* Data records
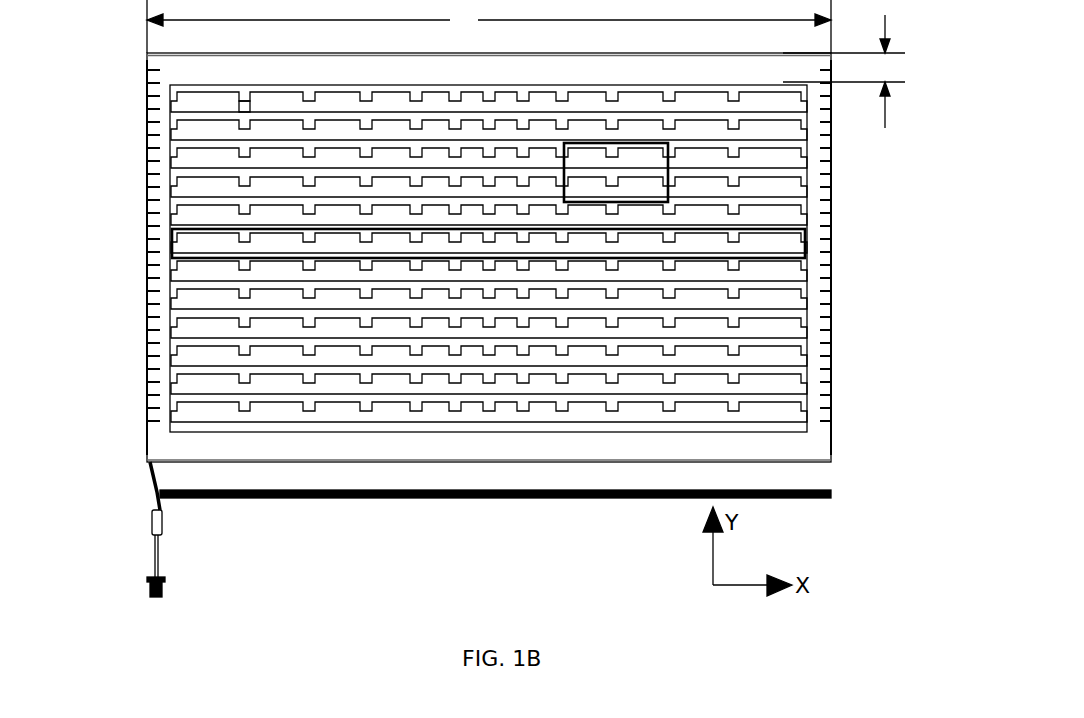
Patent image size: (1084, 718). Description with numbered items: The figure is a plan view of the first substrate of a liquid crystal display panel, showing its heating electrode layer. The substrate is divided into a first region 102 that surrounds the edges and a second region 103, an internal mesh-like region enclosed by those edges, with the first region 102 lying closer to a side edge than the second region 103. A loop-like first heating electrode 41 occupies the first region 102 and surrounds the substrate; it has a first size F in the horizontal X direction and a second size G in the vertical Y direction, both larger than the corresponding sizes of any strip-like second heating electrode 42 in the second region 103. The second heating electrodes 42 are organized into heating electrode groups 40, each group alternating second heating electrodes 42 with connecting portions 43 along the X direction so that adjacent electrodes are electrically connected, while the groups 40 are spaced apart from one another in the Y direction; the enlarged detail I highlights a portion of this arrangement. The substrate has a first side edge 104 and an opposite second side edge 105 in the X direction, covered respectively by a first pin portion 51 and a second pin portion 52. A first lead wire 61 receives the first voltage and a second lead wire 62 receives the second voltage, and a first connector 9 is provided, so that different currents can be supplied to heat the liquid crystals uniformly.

The first region 102 is at (178, 75).
The second region 103 is at (441, 291).
The first side edge 104 is at (147, 300).
The second side edge 105 is at (830, 212).
The heating electrode group 40 is at (172, 247).
The first heating electrode 41 is at (342, 440).
The second heating electrode 42 is at (208, 105).
The connecting portion 43 is at (245, 98).
The first pin portion 51 is at (155, 377).
The second pin portion 52 is at (823, 368).
The first lead wire 61 is at (153, 475).
The second lead wire 62 is at (529, 497).
The first connector 9 is at (165, 590).
The first size F is at (489, 26).
The second size G is at (860, 147).
The region I is at (668, 172).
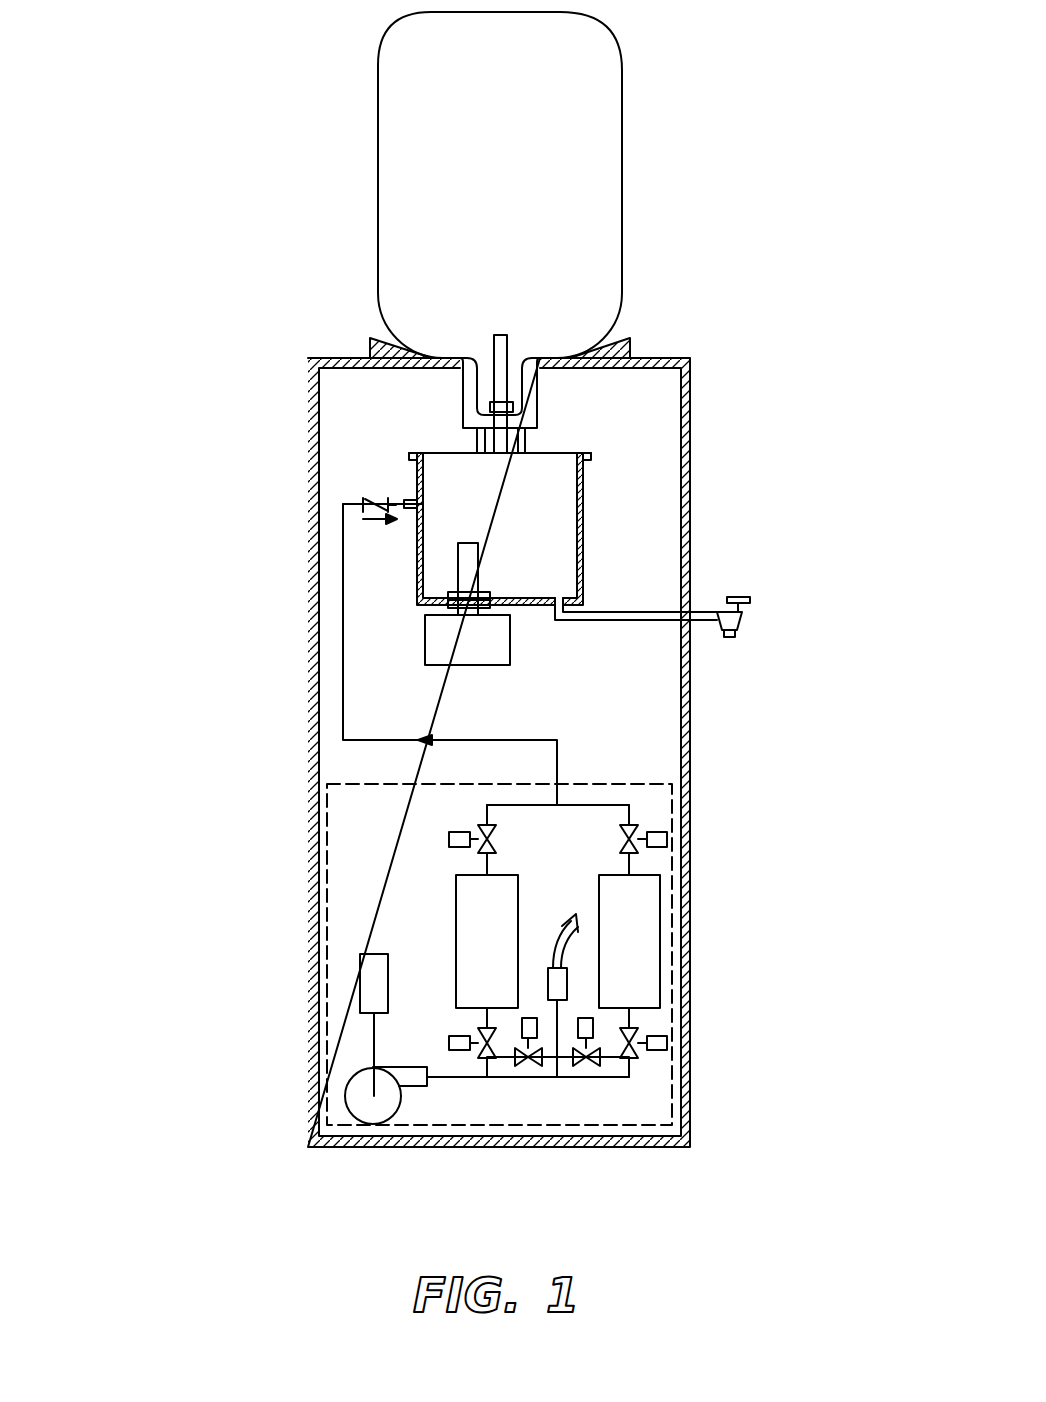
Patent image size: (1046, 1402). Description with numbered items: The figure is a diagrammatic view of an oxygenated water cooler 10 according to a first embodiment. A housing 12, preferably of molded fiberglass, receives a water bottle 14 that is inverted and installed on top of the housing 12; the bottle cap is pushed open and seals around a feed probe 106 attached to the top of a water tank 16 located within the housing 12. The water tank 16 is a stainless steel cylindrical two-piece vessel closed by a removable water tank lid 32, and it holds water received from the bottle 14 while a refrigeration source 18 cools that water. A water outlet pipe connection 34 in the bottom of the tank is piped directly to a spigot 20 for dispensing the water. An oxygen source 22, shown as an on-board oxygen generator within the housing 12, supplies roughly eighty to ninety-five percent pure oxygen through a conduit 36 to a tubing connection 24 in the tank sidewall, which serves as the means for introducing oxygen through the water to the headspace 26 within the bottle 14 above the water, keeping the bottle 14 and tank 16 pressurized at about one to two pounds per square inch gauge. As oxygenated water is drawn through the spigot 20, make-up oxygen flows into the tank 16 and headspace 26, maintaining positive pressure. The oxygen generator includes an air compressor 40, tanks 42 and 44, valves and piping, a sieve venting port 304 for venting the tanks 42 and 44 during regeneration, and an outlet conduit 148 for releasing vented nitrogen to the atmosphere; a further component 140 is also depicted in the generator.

The oxygenated water cooler 10 is at (156, 383).
The housing 12 is at (313, 618).
The water bottle 14 is at (378, 293).
The water tank 16 is at (583, 513).
The refrigeration source 18 is at (512, 643).
The spigot 20 is at (735, 622).
The oxygen source 22 is at (678, 824).
The tubing connection 24 is at (415, 505).
The headspace 26 is at (588, 67).
The water tank lid 32 is at (553, 453).
The water outlet pipe connection 34 is at (623, 615).
The conduit 36 is at (343, 694).
The air compressor 40 is at (357, 1097).
The tank 42 is at (468, 930).
The tank 44 is at (645, 915).
The feed probe 106 is at (500, 347).
The sensor 140 is at (578, 986).
The outlet conduit 148 is at (568, 933).
The sieve venting port 304 is at (557, 1077).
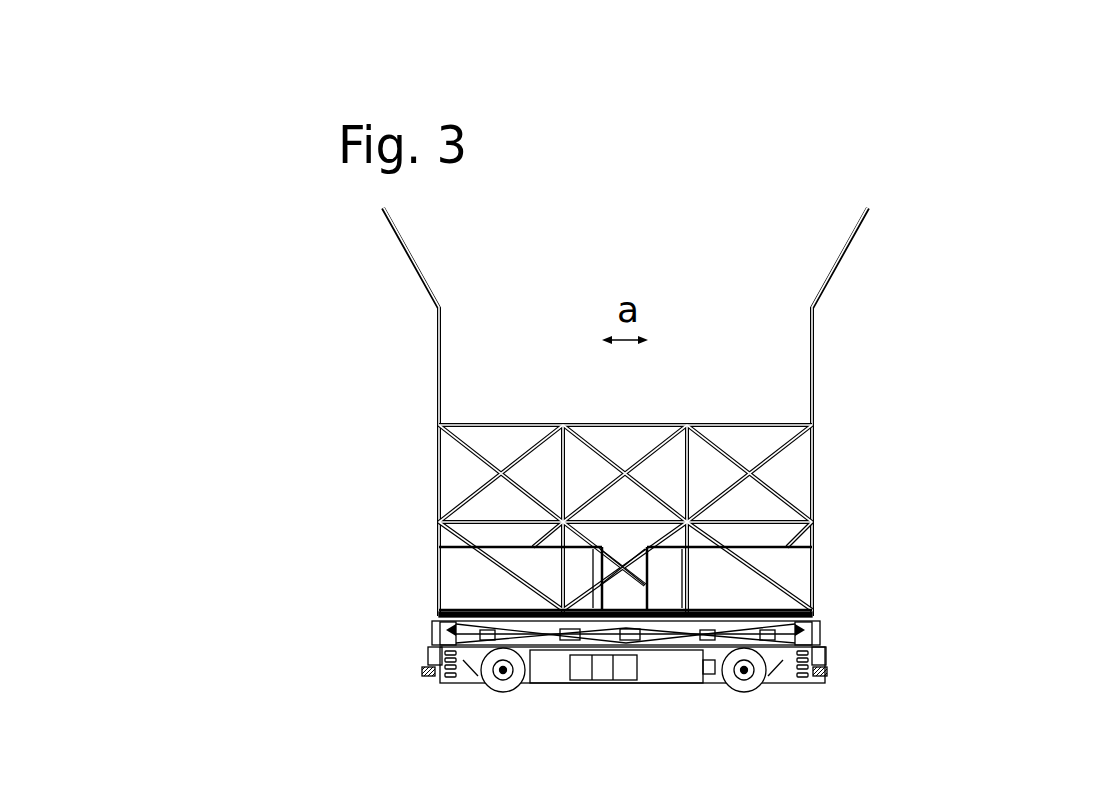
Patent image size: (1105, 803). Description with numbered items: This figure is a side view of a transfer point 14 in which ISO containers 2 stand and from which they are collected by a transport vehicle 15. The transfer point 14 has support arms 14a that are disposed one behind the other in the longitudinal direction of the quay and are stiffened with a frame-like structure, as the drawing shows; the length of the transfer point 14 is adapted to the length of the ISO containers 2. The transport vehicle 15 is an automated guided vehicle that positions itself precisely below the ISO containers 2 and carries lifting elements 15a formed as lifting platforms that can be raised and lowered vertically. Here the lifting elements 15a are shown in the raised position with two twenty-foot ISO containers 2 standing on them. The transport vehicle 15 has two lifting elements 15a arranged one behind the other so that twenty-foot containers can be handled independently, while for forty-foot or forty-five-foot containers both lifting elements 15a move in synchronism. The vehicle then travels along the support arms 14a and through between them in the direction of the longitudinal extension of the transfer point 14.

The transfer point 14 is at (608, 353).
The support arm 14a is at (608, 412).
The ISO container 2 is at (612, 577).
The transport vehicle 15 is at (610, 696).
The lifting element 15a is at (610, 672).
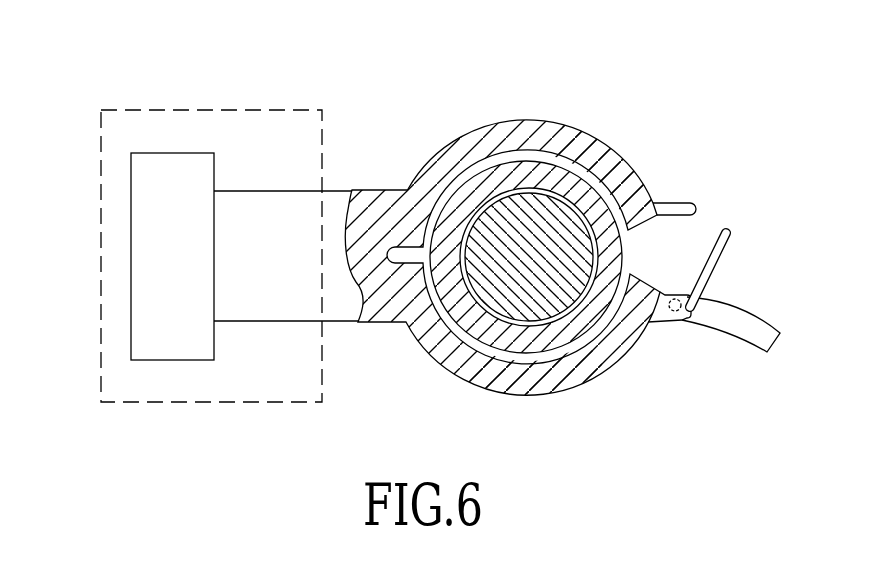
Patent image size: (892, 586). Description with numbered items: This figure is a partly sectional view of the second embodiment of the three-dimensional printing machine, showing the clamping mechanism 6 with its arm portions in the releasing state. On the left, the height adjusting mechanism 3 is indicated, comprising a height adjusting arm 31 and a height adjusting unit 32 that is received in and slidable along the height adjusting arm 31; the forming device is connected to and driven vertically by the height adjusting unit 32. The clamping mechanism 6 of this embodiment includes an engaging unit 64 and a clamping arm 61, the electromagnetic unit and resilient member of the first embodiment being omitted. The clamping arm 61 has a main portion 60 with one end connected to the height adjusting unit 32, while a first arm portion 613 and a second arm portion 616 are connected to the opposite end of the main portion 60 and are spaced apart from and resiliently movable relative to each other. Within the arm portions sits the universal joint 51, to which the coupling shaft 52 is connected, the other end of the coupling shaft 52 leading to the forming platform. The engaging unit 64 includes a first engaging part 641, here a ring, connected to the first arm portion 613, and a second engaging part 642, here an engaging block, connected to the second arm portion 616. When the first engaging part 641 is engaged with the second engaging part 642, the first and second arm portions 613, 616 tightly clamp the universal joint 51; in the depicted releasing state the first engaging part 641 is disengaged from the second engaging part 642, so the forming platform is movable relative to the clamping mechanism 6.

The height adjusting mechanism 3 is at (184, 208).
The height adjusting arm 31 is at (183, 110).
The height adjusting unit 32 is at (157, 212).
The main portion 60 is at (280, 220).
The clamping mechanism 6 is at (535, 227).
The clamping arm 61 is at (425, 128).
The second arm portion 616 is at (585, 143).
The first arm portion 613 is at (572, 367).
The second engaging part 642 is at (692, 202).
The universal joint 51 is at (498, 170).
The coupling shaft 52 is at (530, 228).
The engaging unit 64 is at (719, 327).
The first engaging part 641 is at (720, 252).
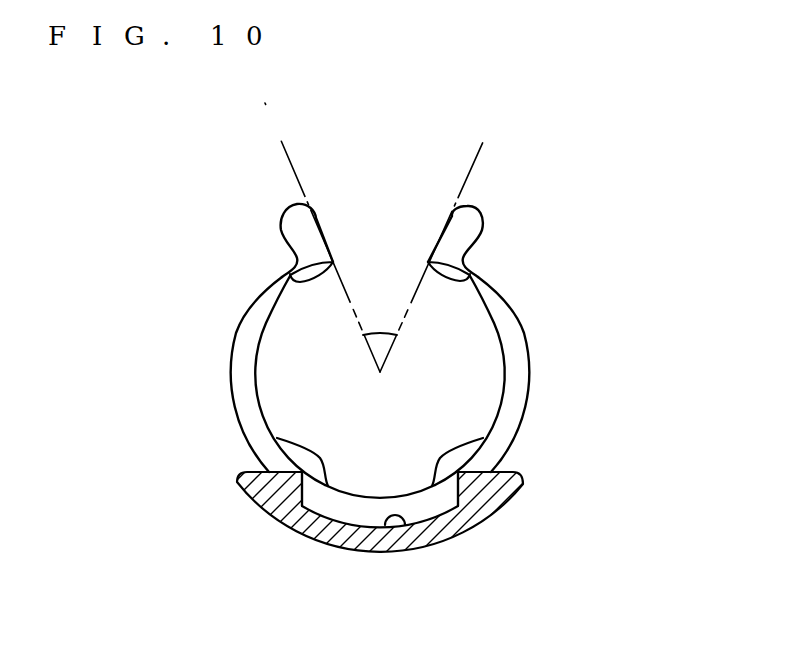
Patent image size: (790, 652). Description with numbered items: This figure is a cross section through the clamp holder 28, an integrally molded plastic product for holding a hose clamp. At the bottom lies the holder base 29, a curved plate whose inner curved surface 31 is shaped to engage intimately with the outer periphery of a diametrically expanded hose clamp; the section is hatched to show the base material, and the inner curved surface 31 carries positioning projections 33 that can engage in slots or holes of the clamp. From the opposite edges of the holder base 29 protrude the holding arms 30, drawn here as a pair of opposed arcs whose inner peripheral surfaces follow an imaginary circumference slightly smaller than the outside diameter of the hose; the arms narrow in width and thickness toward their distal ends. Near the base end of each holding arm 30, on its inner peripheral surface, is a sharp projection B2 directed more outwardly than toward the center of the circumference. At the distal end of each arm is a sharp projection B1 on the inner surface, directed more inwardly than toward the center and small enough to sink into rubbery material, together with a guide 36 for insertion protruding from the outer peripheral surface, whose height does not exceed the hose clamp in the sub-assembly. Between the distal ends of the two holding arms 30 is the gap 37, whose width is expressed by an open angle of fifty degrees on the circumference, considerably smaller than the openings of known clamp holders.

* Exercise directions
Count how many lines of the listing contain the string "outlet". Give only the number.

* Complete output
3